The input >>

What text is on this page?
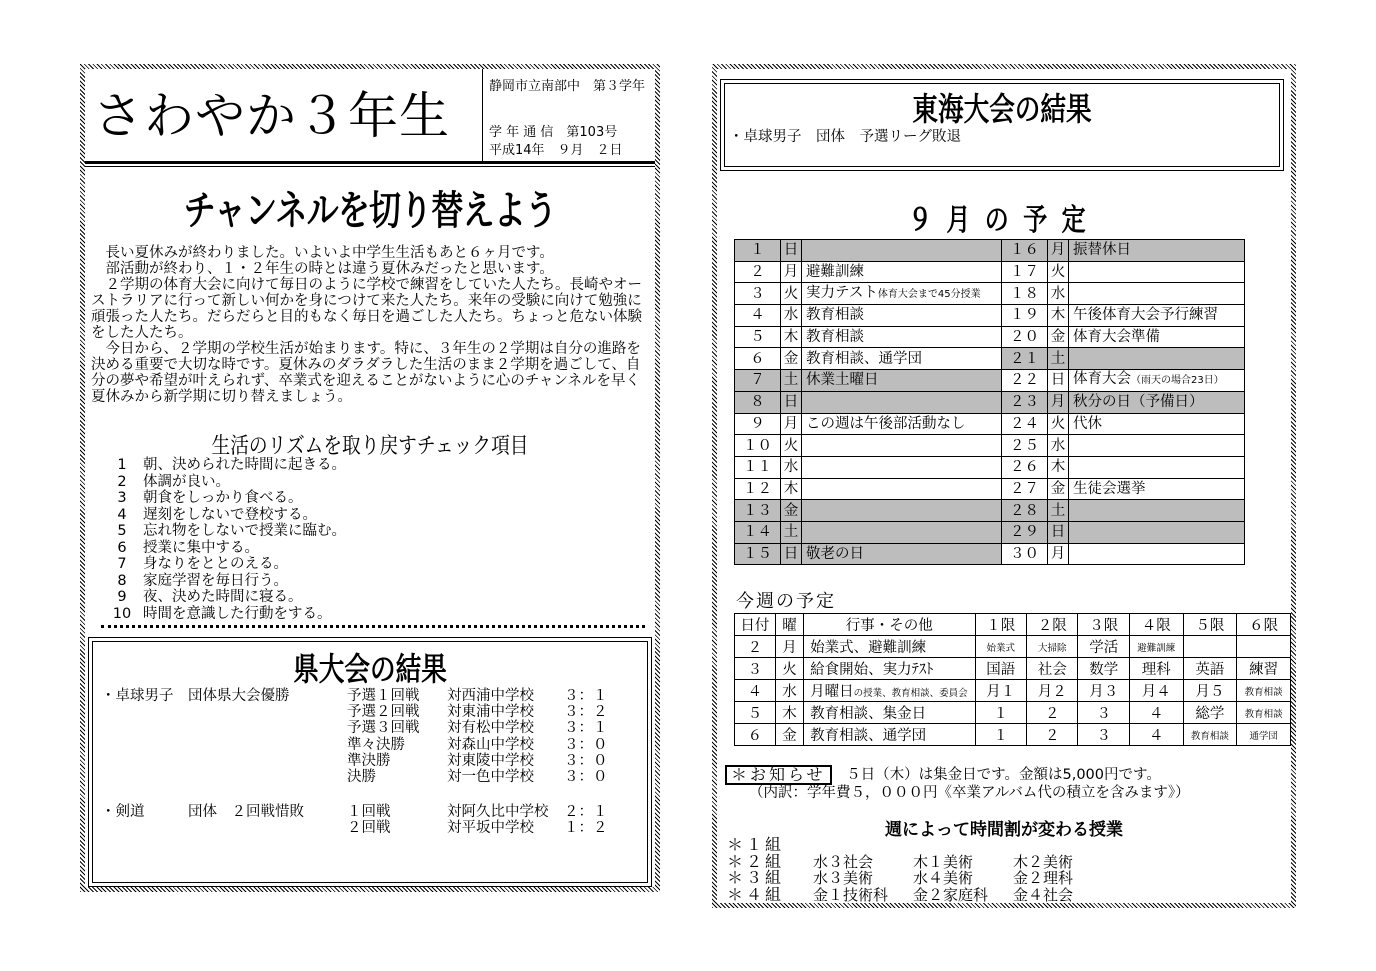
さわやか３年生
静岡市立南部中　第３学年
学 年 通 信　第103号
平成14年　９月　２日
チャンネルを切り替えよう

　長い夏休みが終わりました。いよいよ中学生生活もあと６ヶ月です。

　部活動が終わり、１・２年生の時とは違う夏休みだったと思います。

　２学期の体育大会に向けて毎日のように学校で練習をしていた人たち。長崎やオーストラリアに行って新しい何かを身につけて来た人たち。来年の受験に向けて勉強に頑張った人たち。だらだらと目的もなく毎日を過ごした人たち。ちょっと危ない体験をした人たち。

　今日から、２学期の学校生活が始まります。特に、３年生の２学期は自分の進路を決める重要で大切な時です。夏休みのダラダラした生活のまま２学期を過ごして、自分の夢や希望が叶えられず、卒業式を迎えることがないように心のチャンネルを早く夏休みから新学期に切り替えましょう。

生活のリズムを取り戻すチェック項目
1 朝、決められた時間に起きる。
2 体調が良い。
3 朝食をしっかり食べる。
4 遅刻をしないで登校する。
5 忘れ物をしないで授業に臨む。
6 授業に集中する。
7 身なりをととのえる。
8 家庭学習を毎日行う。
9 夜、決めた時間に寝る。
10 時間を意識した行動をする。
県大会の結果
・卓球男子　団体県大会優勝	予選１回戦 対西浦中学校 ３：１
予選２回戦 対東浦中学校 ３：２
予選３回戦 対有松中学校 ３：１
準々決勝	対森山中学校 ３：０
準決勝	対東陵中学校 ３：０
決勝	対一色中学校 ３：０
・剣道　　　団体　２回戦惜敗	１回戦	対阿久比中学校 ２：１
２回戦	対平坂中学校 １：２
東海大会の結果
・卓球男子　団体　予選リーグ敗退
９月の予定
１	日		１６	月	振替休日
２	月	避難訓練	１７	火	
３	火	実力テスト体育大会まで45分授業	１８	水	
４	水	教育相談	１９	木	午後体育大会予行練習
５	木	教育相談	２０	金	体育大会準備
６	金	教育相談、通学団	２１	土	
７	土	休業土曜日	２２	日	体育大会（雨天の場合23日）
８	日		２３	月	秋分の日（予備日）
９	月	この週は午後部活動なし	２４	火	代休
１０	火		２５	水	
１１	水		２６	木	
１２	木		２７	金	生徒会選挙
１３	金		２８	土	
１４	土		２９	日	
１５	日	敬老の日	３０	月	
今週の予定
日付	曜	行事・その他	１限	２限	３限	４限	５限	６限
２	月	始業式、避難訓練	始業式	大掃除	学活	避難訓練		
３	火	給食開始、実力ﾃｽﾄ	国語	社会	数学	理科	英語	練習
４	水	月曜日の授業、教育相談、委員会	月１	月２	月３	月４	月５	教育相談
５	木	教育相談、集金日	１	２	３	４	総学	教育相談
６	金	教育相談、通学団	１	２	３	４	教育相談	通学団
＊お知らせ ５日（木）は集金日です。金額は5,000円です。
（内訳：学年費５，０００円《卒業アルバム代の積立を含みます》）
週によって時間割が変わる授業
＊１組
＊２組 水３社会	木１美術	木２美術
＊３組 水３美術	水４美術	金２理科
＊４組 金１技術科 金２家庭科 金４社会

Aim of the task >> Locate the word "卓球男子" in the records and collect each line it appears in.

Solution for this task >>
・卓球男子　団体県大会優勝	予選１回戦 対西浦中学校 ３：１
・卓球男子　団体　予選リーグ敗退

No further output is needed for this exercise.